-- Start Extracted records --

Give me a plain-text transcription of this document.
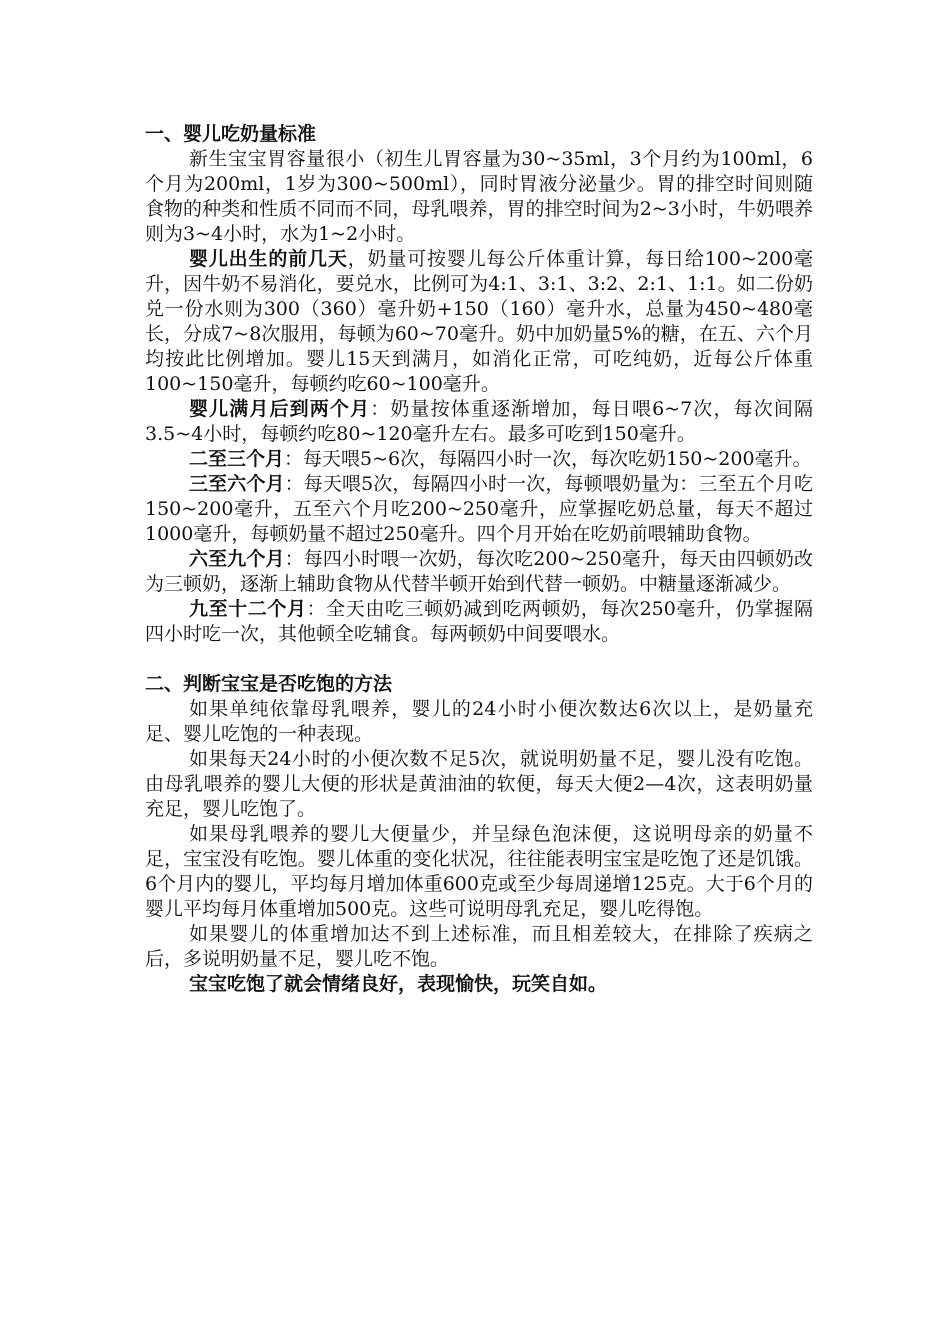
一、婴儿吃奶量标准

新生宝宝胃容量很小（初生儿胃容量为30~35ml，3个月约为100ml，6个月为200ml，1岁为300~500ml），同时胃液分泌量少。胃的排空时间则随食物的种类和性质不同而不同，母乳喂养，胃的排空时间为2~3小时，牛奶喂养则为3~4小时，水为1~2小时。

婴儿出生的前几天，奶量可按婴儿每公斤体重计算，每日给100~200毫升，因牛奶不易消化，要兑水，比例可为4:1、3:1、3:2、2:1、1:1。如二份奶兑一份水则为300（360）毫升奶+150（160）毫升水，总量为450~480毫长，分成7~8次服用，每顿为60~70毫升。奶中加奶量5%的糖，在五、六个月均按此比例增加。婴儿15天到满月，如消化正常，可吃纯奶，近每公斤体重100~150毫升，每顿约吃60~100毫升。

婴儿满月后到两个月：奶量按体重逐渐增加，每日喂6~7次，每次间隔3.5~4小时，每顿约吃80~120毫升左右。最多可吃到150毫升。

二至三个月：每天喂5~6次，每隔四小时一次，每次吃奶150~200毫升。

三至六个月：每天喂5次，每隔四小时一次，每顿喂奶量为：三至五个月吃150~200毫升，五至六个月吃200~250毫升，应掌握吃奶总量，每天不超过1000毫升，每顿奶量不超过250毫升。四个月开始在吃奶前喂辅助食物。

六至九个月：每四小时喂一次奶，每次吃200~250毫升，每天由四顿奶改为三顿奶，逐渐上辅助食物从代替半顿开始到代替一顿奶。中糖量逐渐减少。

九至十二个月：全天由吃三顿奶减到吃两顿奶，每次250毫升，仍掌握隔四小时吃一次，其他顿全吃辅食。每两顿奶中间要喂水。

二、判断宝宝是否吃饱的方法

如果单纯依靠母乳喂养，婴儿的24小时小便次数达6次以上，是奶量充足、婴儿吃饱的一种表现。

如果每天24小时的小便次数不足5次，就说明奶量不足，婴儿没有吃饱。由母乳喂养的婴儿大便的形状是黄油油的软便，每天大便2—4次，这表明奶量充足，婴儿吃饱了。

如果母乳喂养的婴儿大便量少，并呈绿色泡沫便，这说明母亲的奶量不足，宝宝没有吃饱。婴儿体重的变化状况，往往能表明宝宝是吃饱了还是饥饿。6个月内的婴儿，平均每月增加体重600克或至少每周递增125克。大于6个月的婴儿平均每月体重增加500克。这些可说明母乳充足，婴儿吃得饱。

如果婴儿的体重增加达不到上述标准，而且相差较大，在排除了疾病之后，多说明奶量不足，婴儿吃不饱。

宝宝吃饱了就会情绪良好，表现愉快，玩笑自如。
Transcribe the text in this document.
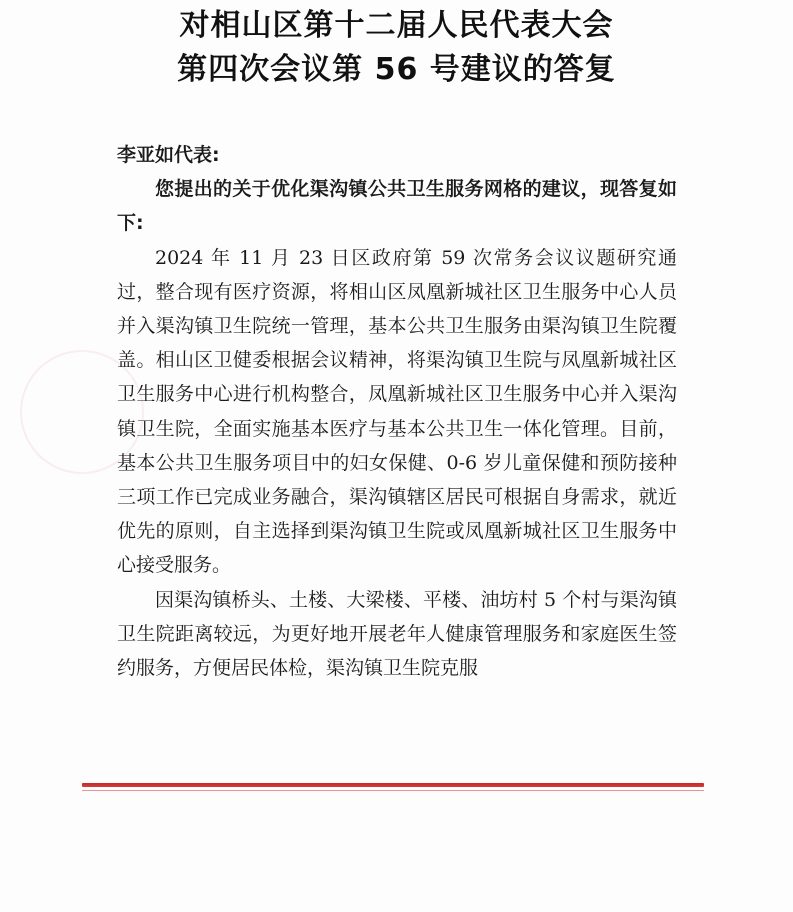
对相山区第十二届人民代表大会
第四次会议第 56 号建议的答复

李亚如代表:

您提出的关于优化渠沟镇公共卫生服务网格的建议，现答复如下:

2024 年 11 月 23 日区政府第 59 次常务会议议题研究通过，整合现有医疗资源，将相山区凤凰新城社区卫生服务中心人员并入渠沟镇卫生院统一管理，基本公共卫生服务由渠沟镇卫生院覆盖。相山区卫健委根据会议精神，将渠沟镇卫生院与凤凰新城社区卫生服务中心进行机构整合，凤凰新城社区卫生服务中心并入渠沟镇卫生院，全面实施基本医疗与基本公共卫生一体化管理。目前，基本公共卫生服务项目中的妇女保健、0-6 岁儿童保健和预防接种三项工作已完成业务融合，渠沟镇辖区居民可根据自身需求，就近优先的原则，自主选择到渠沟镇卫生院或凤凰新城社区卫生服务中心接受服务。

因渠沟镇桥头、土楼、大梁楼、平楼、油坊村 5 个村与渠沟镇卫生院距离较远，为更好地开展老年人健康管理服务和家庭医生签约服务，方便居民体检，渠沟镇卫生院克服
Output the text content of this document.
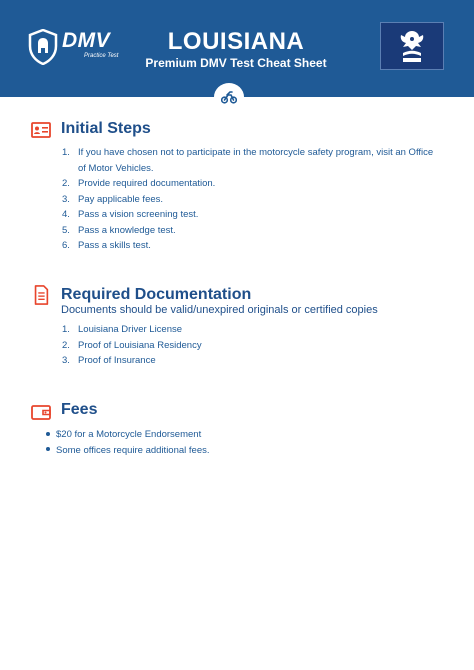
DMV
Practice Test
LOUISIANA
Premium DMV Test Cheat Sheet
Initial Steps
1. If you have chosen not to participate in the motorcycle safety program, visit an Office of Motor Vehicles.
2. Provide required documentation.
3. Pay applicable fees.
4. Pass a vision screening test.
5. Pass a knowledge test.
6. Pass a skills test.
Required Documentation
Documents should be valid/unexpired originals or certified copies
1. Louisiana Driver License
2. Proof of Louisiana Residency
3. Proof of Insurance
Fees
$20 for a Motorcycle Endorsement
Some offices require additional fees.
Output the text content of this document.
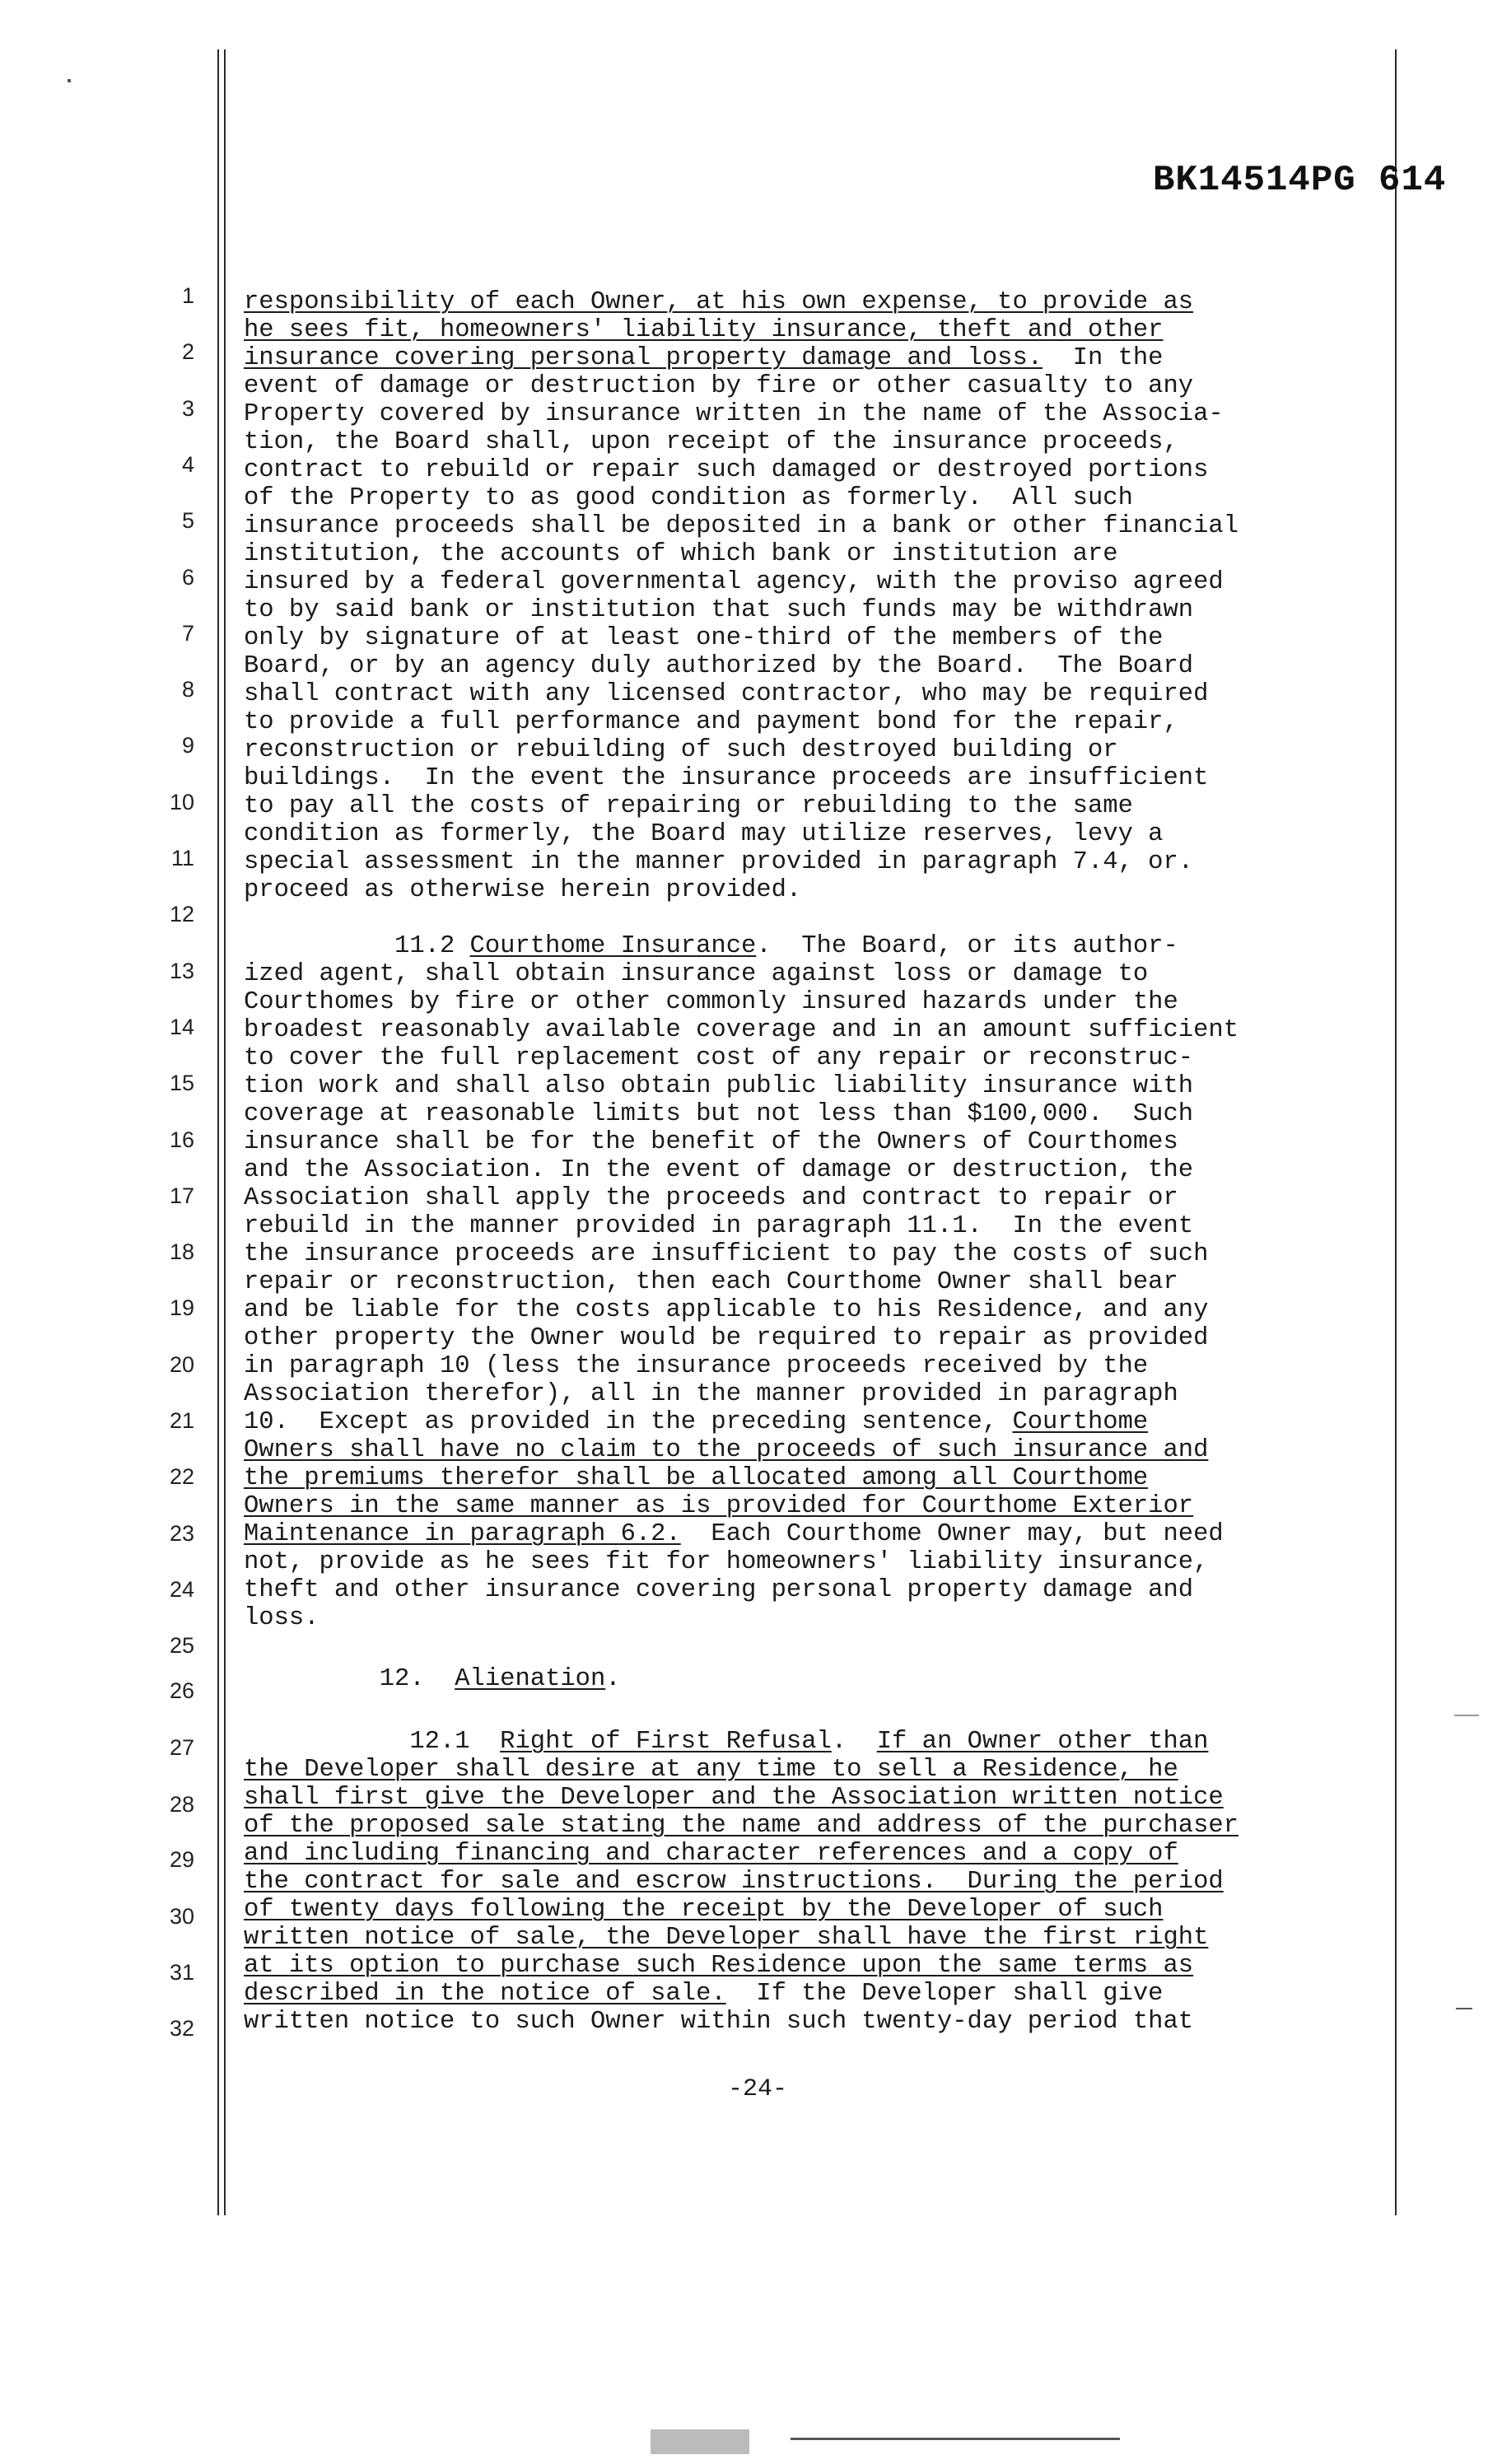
BK14514PG 614
1
2
3
4
5
6
7
8
9
10
11
12
13
14
15
16
17
18
19
20
21
22
23
24
25
26
27
28
29
30
31
32
responsibility of each Owner, at his own expense, to provide as
he sees fit, homeowners' liability insurance, theft and other
insurance covering personal property damage and loss.  In the
event of damage or destruction by fire or other casualty to any
Property covered by insurance written in the name of the Associa-
tion, the Board shall, upon receipt of the insurance proceeds,
contract to rebuild or repair such damaged or destroyed portions
of the Property to as good condition as formerly.  All such
insurance proceeds shall be deposited in a bank or other financial
institution, the accounts of which bank or institution are
insured by a federal governmental agency, with the proviso agreed
to by said bank or institution that such funds may be withdrawn
only by signature of at least one-third of the members of the
Board, or by an agency duly authorized by the Board.  The Board
shall contract with any licensed contractor, who may be required
to provide a full performance and payment bond for the repair,
reconstruction or rebuilding of such destroyed building or
buildings.  In the event the insurance proceeds are insufficient
to pay all the costs of repairing or rebuilding to the same
condition as formerly, the Board may utilize reserves, levy a
special assessment in the manner provided in paragraph 7.4, or.
proceed as otherwise herein provided.
11.2 Courthome Insurance.  The Board, or its author-
ized agent, shall obtain insurance against loss or damage to
Courthomes by fire or other commonly insured hazards under the
broadest reasonably available coverage and in an amount sufficient
to cover the full replacement cost of any repair or reconstruc-
tion work and shall also obtain public liability insurance with
coverage at reasonable limits but not less than $100,000.  Such
insurance shall be for the benefit of the Owners of Courthomes
and the Association. In the event of damage or destruction, the
Association shall apply the proceeds and contract to repair or
rebuild in the manner provided in paragraph 11.1.  In the event
the insurance proceeds are insufficient to pay the costs of such
repair or reconstruction, then each Courthome Owner shall bear
and be liable for the costs applicable to his Residence, and any
other property the Owner would be required to repair as provided
in paragraph 10 (less the insurance proceeds received by the
Association therefor), all in the manner provided in paragraph
10.  Except as provided in the preceding sentence, Courthome
Owners shall have no claim to the proceeds of such insurance and
the premiums therefor shall be allocated among all Courthome
Owners in the same manner as is provided for Courthome Exterior
Maintenance in paragraph 6.2.  Each Courthome Owner may, but need
not, provide as he sees fit for homeowners' liability insurance,
theft and other insurance covering personal property damage and
loss.
12.  Alienation.
12.1  Right of First Refusal.  If an Owner other than
the Developer shall desire at any time to sell a Residence, he
shall first give the Developer and the Association written notice
of the proposed sale stating the name and address of the purchaser
and including financing and character references and a copy of
the contract for sale and escrow instructions.  During the period
of twenty days following the receipt by the Developer of such
written notice of sale, the Developer shall have the first right
at its option to purchase such Residence upon the same terms as
described in the notice of sale.  If the Developer shall give
written notice to such Owner within such twenty-day period that
-24-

-- End Extracted records --

**To do:** Among the lines above, count those containing the word "formerly" and give nothing but the result.

**Response to this task:** 2